Instruction ▸ Reply with one number: how many lines contain the word "Monthly".

Data rows ▸
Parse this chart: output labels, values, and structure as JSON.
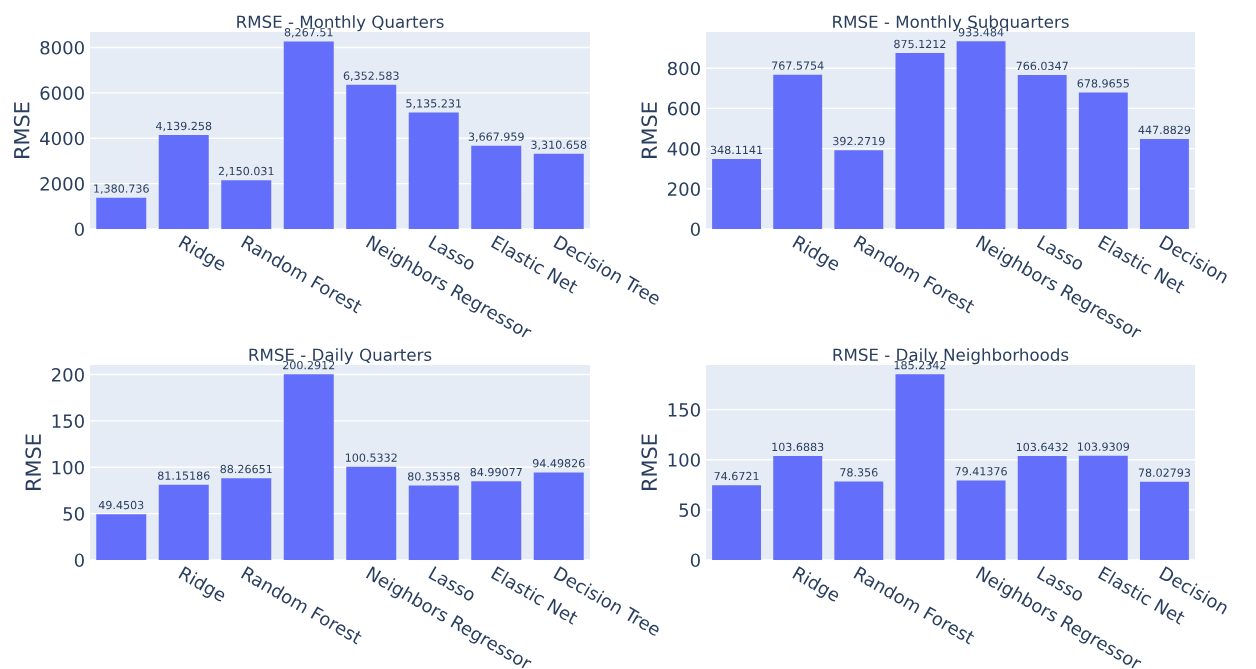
{
  "chart_data": [
    {
      "type": "bar",
      "title": "RMSE - Monthly Quarters",
      "ylabel": "RMSE",
      "categories": [
        null,
        "Ridge",
        "Random Forest",
        null,
        "Neighbors Regressor",
        "Lasso",
        "Elastic Net",
        "Decision Tree"
      ],
      "values": [
        1380.736,
        4139.258,
        2150.031,
        8267.51,
        6352.583,
        5135.231,
        3667.959,
        3310.658
      ],
      "value_labels": [
        "1,380.736",
        "4,139.258",
        "2,150.031",
        "8,267.51",
        "6,352.583",
        "5,135.231",
        "3,667.959",
        "3,310.658"
      ],
      "color": "#636efa",
      "ylim": [
        0,
        8681
      ],
      "yticks": [
        0,
        2000,
        4000,
        6000,
        8000
      ],
      "grid": "y"
    },
    {
      "type": "bar",
      "title": "RMSE - Monthly Subquarters",
      "ylabel": "RMSE",
      "categories": [
        null,
        "Ridge",
        "Random Forest",
        null,
        "Neighbors Regressor",
        "Lasso",
        "Elastic Net",
        "Decision"
      ],
      "values": [
        348.1141,
        767.5754,
        392.2719,
        875.1212,
        933.484,
        766.0347,
        678.9655,
        447.8829
      ],
      "value_labels": [
        "348.1141",
        "767.5754",
        "392.2719",
        "875.1212",
        "933.484",
        "766.0347",
        "678.9655",
        "447.8829"
      ],
      "color": "#636efa",
      "ylim": [
        0,
        980
      ],
      "yticks": [
        0,
        200,
        400,
        600,
        800
      ],
      "grid": "y"
    },
    {
      "type": "bar",
      "title": "RMSE - Daily Quarters",
      "ylabel": "RMSE",
      "categories": [
        null,
        "Ridge",
        "Random Forest",
        null,
        "Neighbors Regressor",
        "Lasso",
        "Elastic Net",
        "Decision Tree"
      ],
      "values": [
        49.4503,
        81.15186,
        88.26651,
        200.2912,
        100.5332,
        80.35358,
        84.99077,
        94.49826
      ],
      "value_labels": [
        "49.4503",
        "81.15186",
        "88.26651",
        "200.2912",
        "100.5332",
        "80.35358",
        "84.99077",
        "94.49826"
      ],
      "color": "#636efa",
      "ylim": [
        0,
        210.3
      ],
      "yticks": [
        0,
        50,
        100,
        150,
        200
      ],
      "grid": "y"
    },
    {
      "type": "bar",
      "title": "RMSE - Daily Neighborhoods",
      "ylabel": "RMSE",
      "categories": [
        null,
        "Ridge",
        "Random Forest",
        null,
        "Neighbors Regressor",
        "Lasso",
        "Elastic Net",
        "Decision"
      ],
      "values": [
        74.6721,
        103.6883,
        78.356,
        185.2342,
        79.41376,
        103.6432,
        103.9309,
        78.02793
      ],
      "value_labels": [
        "74.6721",
        "103.6883",
        "78.356",
        "185.2342",
        "79.41376",
        "103.6432",
        "103.9309",
        "78.02793"
      ],
      "color": "#636efa",
      "ylim": [
        0,
        194.5
      ],
      "yticks": [
        0,
        50,
        100,
        150
      ],
      "grid": "y"
    }
  ]
}
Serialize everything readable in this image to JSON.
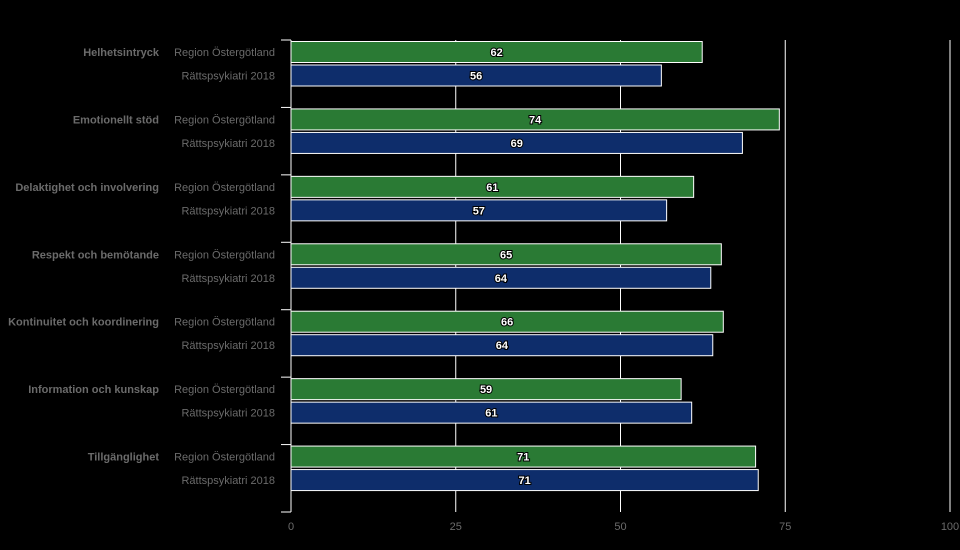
{
  "chart_data": {
    "type": "bar",
    "orientation": "horizontal",
    "categories": [
      "Helhetsintryck",
      "Emotionellt stöd",
      "Delaktighet och involvering",
      "Respekt och bemötande",
      "Kontinuitet och koordinering",
      "Information och kunskap",
      "Tillgänglighet"
    ],
    "series": [
      {
        "name": "Region Östergötland",
        "color": "#2a7a34",
        "values": [
          62.4,
          74.1,
          61.1,
          65.3,
          65.6,
          59.2,
          70.5
        ]
      },
      {
        "name": "Rättspsykiatri 2018",
        "color": "#0e2d6b",
        "values": [
          56.2,
          68.5,
          57.0,
          63.7,
          64.0,
          60.8,
          70.9
        ]
      }
    ],
    "data_labels": [
      [
        "62",
        "74",
        "61",
        "65",
        "66",
        "59",
        "71"
      ],
      [
        "56",
        "69",
        "57",
        "64",
        "64",
        "61",
        "71"
      ]
    ],
    "xlim": [
      0,
      100
    ],
    "x_ticks": [
      "0",
      "25",
      "50",
      "75",
      "100"
    ],
    "grid": true,
    "title": "",
    "xlabel": "",
    "ylabel": ""
  }
}
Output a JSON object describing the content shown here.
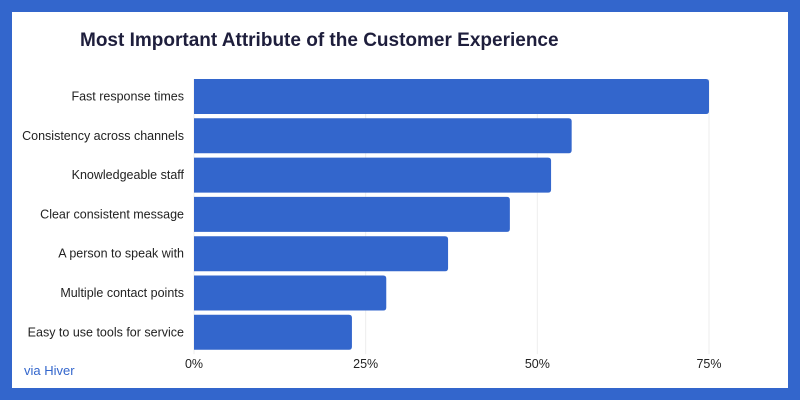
{
  "chart_data": {
    "type": "bar",
    "orientation": "horizontal",
    "title": "Most Important Attribute of the Customer Experience",
    "categories": [
      "Fast response times",
      "Consistency across channels",
      "Knowledgeable staff",
      "Clear consistent message",
      "A person to speak with",
      "Multiple contact points",
      "Easy to use tools for service"
    ],
    "values": [
      75,
      55,
      52,
      46,
      37,
      28,
      23
    ],
    "unit": "%",
    "xlim": [
      0,
      75
    ],
    "xticks": [
      "0%",
      "25%",
      "50%",
      "75%"
    ],
    "grid": true,
    "bar_color": "#3366cc"
  },
  "source": "via Hiver",
  "colors": {
    "frame": "#3366cc",
    "bar": "#3366cc"
  }
}
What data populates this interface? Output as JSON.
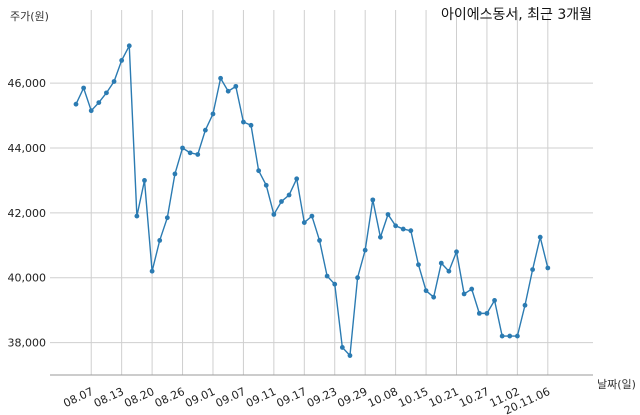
{
  "chart_data": {
    "type": "line",
    "title": "아이에스동서, 최근 3개월",
    "ylabel": "주가(원)",
    "xlabel": "날짜(일)",
    "ylim": [
      37000,
      47700
    ],
    "yticks": [
      38000,
      40000,
      42000,
      44000,
      46000
    ],
    "ytick_labels": [
      "38,000",
      "40,000",
      "42,000",
      "44,000",
      "46,000"
    ],
    "xticks": [
      {
        "label": "08.07",
        "index": 2
      },
      {
        "label": "08.13",
        "index": 6
      },
      {
        "label": "08.20",
        "index": 10
      },
      {
        "label": "08.26",
        "index": 14
      },
      {
        "label": "09.01",
        "index": 18
      },
      {
        "label": "09.07",
        "index": 22
      },
      {
        "label": "09.11",
        "index": 26
      },
      {
        "label": "09.17",
        "index": 30
      },
      {
        "label": "09.23",
        "index": 34
      },
      {
        "label": "09.29",
        "index": 38
      },
      {
        "label": "10.08",
        "index": 42
      },
      {
        "label": "10.15",
        "index": 46
      },
      {
        "label": "10.21",
        "index": 50
      },
      {
        "label": "10.27",
        "index": 54
      },
      {
        "label": "11.02",
        "index": 58
      },
      {
        "label": "20.11.06",
        "index": 62
      }
    ],
    "series": [
      {
        "color": "#2b7bb2",
        "values": [
          45350,
          45850,
          45150,
          45400,
          45700,
          46050,
          46700,
          47150,
          41900,
          43000,
          40200,
          41150,
          41850,
          43200,
          44000,
          43850,
          43800,
          44550,
          45050,
          46150,
          45750,
          45900,
          44800,
          44700,
          43300,
          42850,
          41950,
          42350,
          42550,
          43050,
          41700,
          41900,
          41150,
          40050,
          39800,
          37850,
          37600,
          40000,
          40850,
          42400,
          41250,
          41950,
          41600,
          41500,
          41450,
          40400,
          39600,
          39400,
          40450,
          40200,
          40800,
          39500,
          39650,
          38900,
          38900,
          39300,
          38200,
          38200,
          38200,
          39150,
          40250,
          41250,
          40300
        ]
      }
    ]
  }
}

Exercise result ▸ 2